Required work: Find the number of lines containing the string "vindkraft" in the data. Answer with the number by itself.

========================

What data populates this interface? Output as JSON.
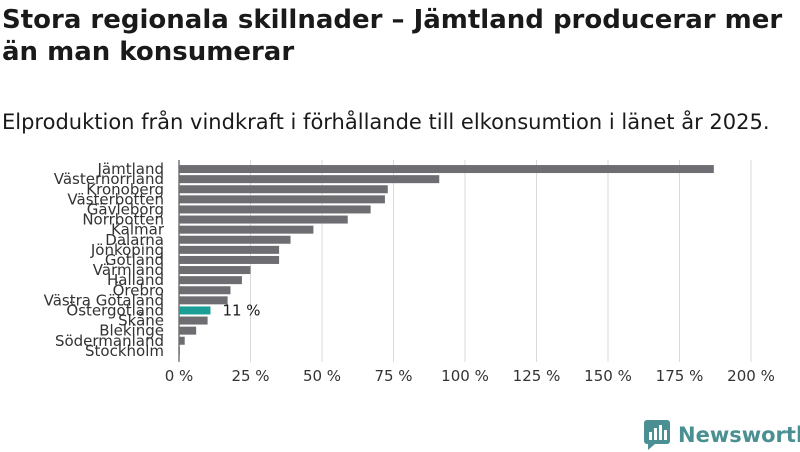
{
  "header": {
    "title": "Stora regionala skillnader – Jämtland producerar mer än man konsumerar",
    "subtitle": "Elproduktion från vindkraft i förhållande till elkonsumtion i länet år 2025."
  },
  "brand": {
    "name": "Newsworthy",
    "color": "#4a8f92"
  },
  "colors": {
    "bar": "#6e6d72",
    "highlight": "#1a9e96",
    "grid": "#d9d9d9",
    "axis": "#333333"
  },
  "chart_data": {
    "type": "bar",
    "orientation": "horizontal",
    "title": "Stora regionala skillnader – Jämtland producerar mer än man konsumerar",
    "subtitle": "Elproduktion från vindkraft i förhållande till elkonsumtion i länet år 2025.",
    "xlabel": "",
    "ylabel": "",
    "xlim": [
      0,
      200
    ],
    "ticks": [
      0,
      25,
      50,
      75,
      100,
      125,
      150,
      175,
      200
    ],
    "tick_labels": [
      "0 %",
      "25 %",
      "50 %",
      "75 %",
      "100 %",
      "125 %",
      "150 %",
      "175 %",
      "200 %"
    ],
    "grid": true,
    "categories": [
      "Jämtland",
      "Västernorrland",
      "Kronoberg",
      "Västerbotten",
      "Gävleborg",
      "Norrbotten",
      "Kalmar",
      "Dalarna",
      "Jönköping",
      "Gotland",
      "Värmland",
      "Halland",
      "Örebro",
      "Västra Götaland",
      "Östergötland",
      "Skåne",
      "Blekinge",
      "Södermanland",
      "Stockholm"
    ],
    "values": [
      187,
      91,
      73,
      72,
      67,
      59,
      47,
      39,
      35,
      35,
      25,
      22,
      18,
      17,
      11,
      10,
      6,
      2,
      0.3
    ],
    "highlight": "Östergötland",
    "data_labels": [
      {
        "category": "Östergötland",
        "text": "11 %"
      }
    ]
  }
}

========================

Solution to the exercise: 2